**Entries provided**.
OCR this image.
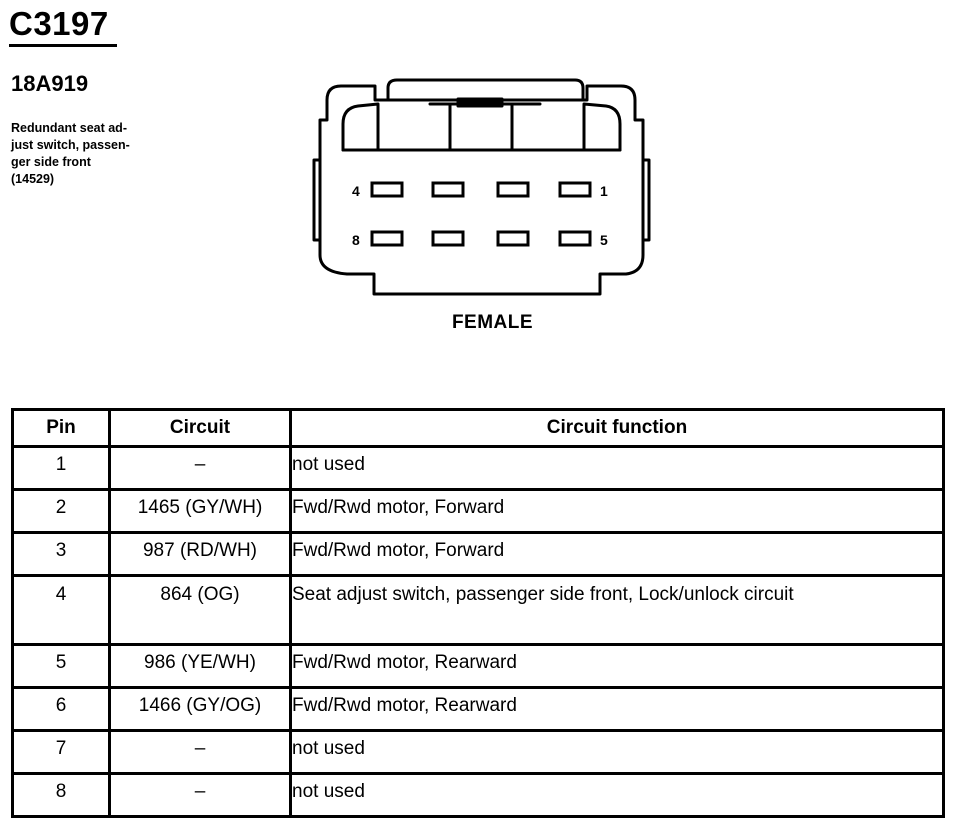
C3197
18A919

Redundant seat ad-
just switch, passen-
ger side front
(14529)

4	1
8	5
FEMALE
Pin	Circuit	Circuit function
1	–	not used
2	1465 (GY/WH)	Fwd/Rwd motor, Forward
3	987 (RD/WH)	Fwd/Rwd motor, Forward
4	864 (OG)	Seat adjust switch, passenger side front, Lock/unlock circuit
5	986 (YE/WH)	Fwd/Rwd motor, Rearward
6	1466 (GY/OG)	Fwd/Rwd motor, Rearward
7	–	not used
8	–	not used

**Task to carry out**.
Pick out all the lines with the word "side" in them and copy them.

**Exercise response**.
ger side front
4	864 (OG)	Seat adjust switch, passenger side front, Lock/unlock circuit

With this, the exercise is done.